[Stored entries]
--- Start ---
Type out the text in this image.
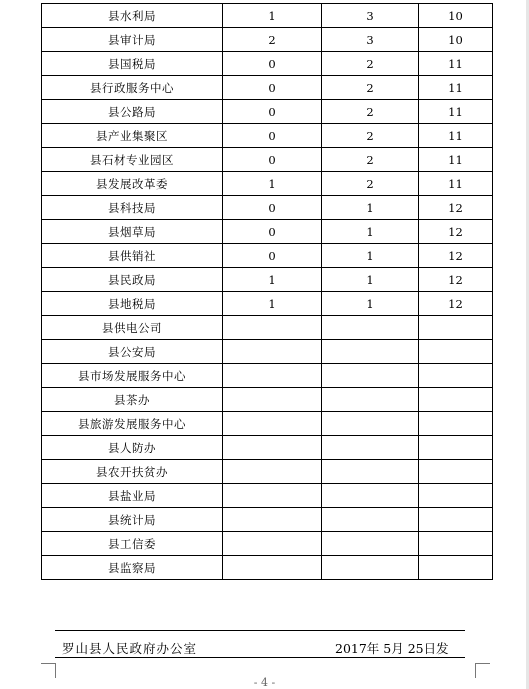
县水利局	1	3	10
县审计局	2	3	10
县国税局	0	2	11
县行政服务中心	0	2	11
县公路局	0	2	11
县产业集聚区	0	2	11
县石材专业园区	0	2	11
县发展改革委	1	2	11
县科技局	0	1	12
县烟草局	0	1	12
县供销社	0	1	12
县民政局	1	1	12
县地税局	1	1	12
县供电公司			
县公安局			
县市场发展服务中心			
县茶办			
县旅游发展服务中心			
县人防办			
县农开扶贫办			
县盐业局			
县统计局			
县工信委			
县监察局			
罗山县人民政府办公室	2017年 5月 25日发
- 4 -
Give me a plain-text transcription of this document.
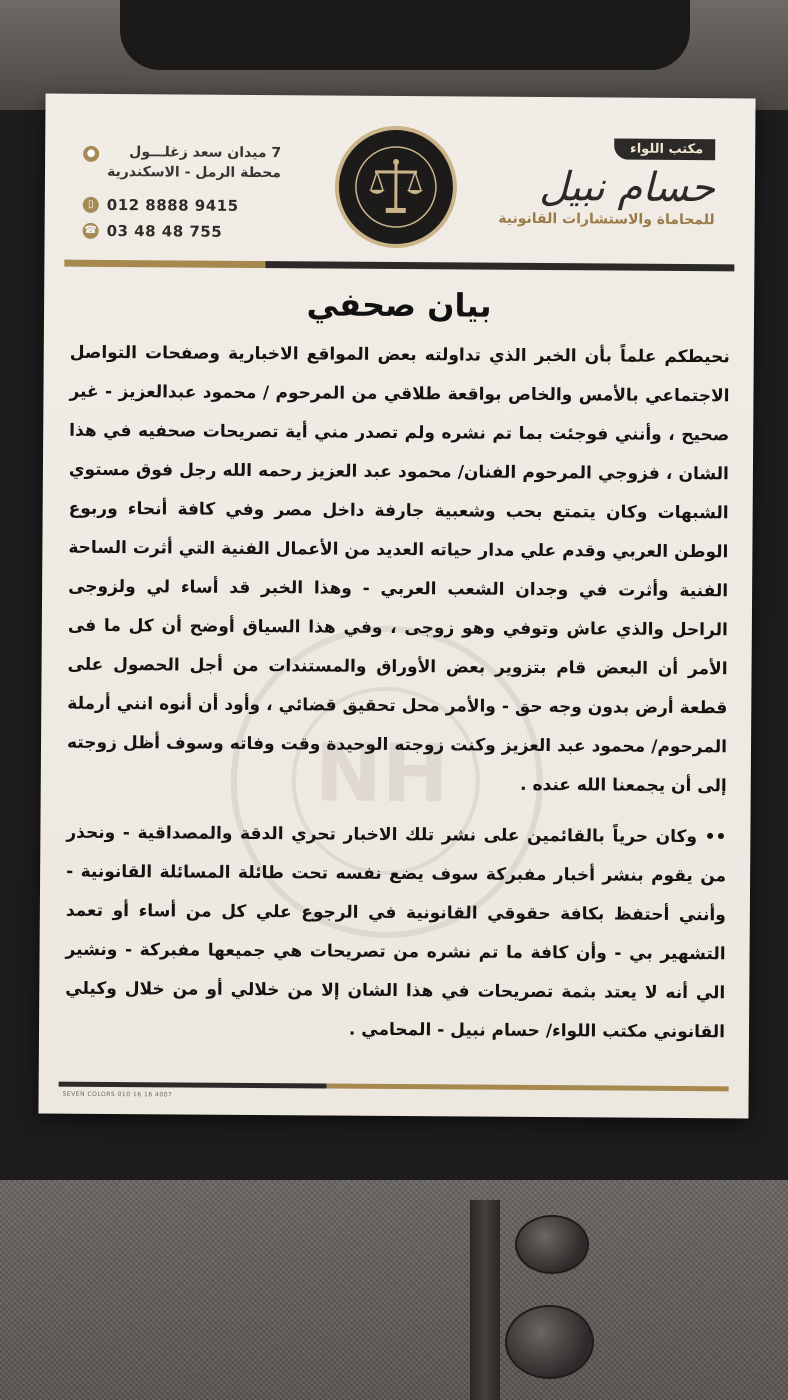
●	7 ميدان سعد زغلـــول
محطة الرمل - الاسكندرية
▯ 012 8888 9415
☎ 03 48 48 755
مكتب اللواء
حسام نبيل
للمحاماة والاستشارات القانونية
NH
بيان صحفي

نحيطكم علماً بأن الخبر الذي تداولته بعض المواقع الاخبارية وصفحات التواصل الاجتماعي بالأمس والخاص بواقعة طلاقي من المرحوم / محمود عبدالعزيز - غير صحيح ، وأنني فوجئت بما تم نشره ولم تصدر مني أية تصريحات صحفيه في هذا الشان ، فزوجي المرحوم الفنان/ محمود عبد العزيز رحمه الله رجل فوق مستوي الشبهات وكان يتمتع بحب وشعبية جارفة داخل مصر وفي كافة أنحاء وربوع الوطن العربي وقدم علي مدار حياته العديد من الأعمال الفنية التي أثرت الساحة الفنية وأثرت في وجدان الشعب العربي - وهذا الخبر قد أساء لي ولزوجى الراحل والذي عاش وتوفي وهو زوجى ، وفي هذا السياق أوضح أن كل ما فى الأمر أن البعض قام بتزوير بعض الأوراق والمستندات من أجل الحصول على قطعة أرض بدون وجه حق - والأمر محل تحقيق قضائي ، وأود أن أنوه انني أرملة المرحوم/ محمود عبد العزيز وكنت زوجته الوحيدة وقت وفاته وسوف أظل زوجته إلى أن يجمعنا الله عنده .

•• وكان حرياً بالقائمين على نشر تلك الاخبار تحري الدقة والمصداقية - ونحذر من يقوم بنشر أخبار مفبركة سوف يضع نفسه تحت طائلة المسائلة القانونية - وأنني أحتفظ بكافة حقوقي القانونية في الرجوع علي كل من أساء أو تعمد التشهير بي - وأن كافة ما تم نشره من تصريحات هي جميعها مفبركة - ونشير الي أنه لا يعتد بثمة تصريحات في هذا الشان إلا من خلالي أو من خلال وكيلي القانوني مكتب اللواء/ حسام نبيل - المحامي .

SEVEN COLORS 010 16 16 4007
--- End ---
Copy out each record shown above without alteration, skipping any picture.

◆ **TASK OUTPUT**
Type out the text in this image.
县水利局	1	3	10
县审计局	2	3	10
县国税局	0	2	11
县行政服务中心	0	2	11
县公路局	0	2	11
县产业集聚区	0	2	11
县石材专业园区	0	2	11
县发展改革委	1	2	11
县科技局	0	1	12
县烟草局	0	1	12
县供销社	0	1	12
县民政局	1	1	12
县地税局	1	1	12
县供电公司			
县公安局			
县市场发展服务中心			
县茶办			
县旅游发展服务中心			
县人防办			
县农开扶贫办			
县盐业局			
县统计局			
县工信委			
县监察局			
罗山县人民政府办公室	2017年 5月 25日发
- 4 -
Give me a plain-text transcription of this document.
●	7 ميدان سعد زغلـــول
محطة الرمل - الاسكندرية
▯ 012 8888 9415
☎ 03 48 48 755
مكتب اللواء
حسام نبيل
للمحاماة والاستشارات القانونية
NH
بيان صحفي

نحيطكم علماً بأن الخبر الذي تداولته بعض المواقع الاخبارية وصفحات التواصل الاجتماعي بالأمس والخاص بواقعة طلاقي من المرحوم / محمود عبدالعزيز - غير صحيح ، وأنني فوجئت بما تم نشره ولم تصدر مني أية تصريحات صحفيه في هذا الشان ، فزوجي المرحوم الفنان/ محمود عبد العزيز رحمه الله رجل فوق مستوي الشبهات وكان يتمتع بحب وشعبية جارفة داخل مصر وفي كافة أنحاء وربوع الوطن العربي وقدم علي مدار حياته العديد من الأعمال الفنية التي أثرت الساحة الفنية وأثرت في وجدان الشعب العربي - وهذا الخبر قد أساء لي ولزوجى الراحل والذي عاش وتوفي وهو زوجى ، وفي هذا السياق أوضح أن كل ما فى الأمر أن البعض قام بتزوير بعض الأوراق والمستندات من أجل الحصول على قطعة أرض بدون وجه حق - والأمر محل تحقيق قضائي ، وأود أن أنوه انني أرملة المرحوم/ محمود عبد العزيز وكنت زوجته الوحيدة وقت وفاته وسوف أظل زوجته إلى أن يجمعنا الله عنده .

•• وكان حرياً بالقائمين على نشر تلك الاخبار تحري الدقة والمصداقية - ونحذر من يقوم بنشر أخبار مفبركة سوف يضع نفسه تحت طائلة المسائلة القانونية - وأنني أحتفظ بكافة حقوقي القانونية في الرجوع علي كل من أساء أو تعمد التشهير بي - وأن كافة ما تم نشره من تصريحات هي جميعها مفبركة - ونشير الي أنه لا يعتد بثمة تصريحات في هذا الشان إلا من خلالي أو من خلال وكيلي القانوني مكتب اللواء/ حسام نبيل - المحامي .

SEVEN COLORS 010 16 16 4007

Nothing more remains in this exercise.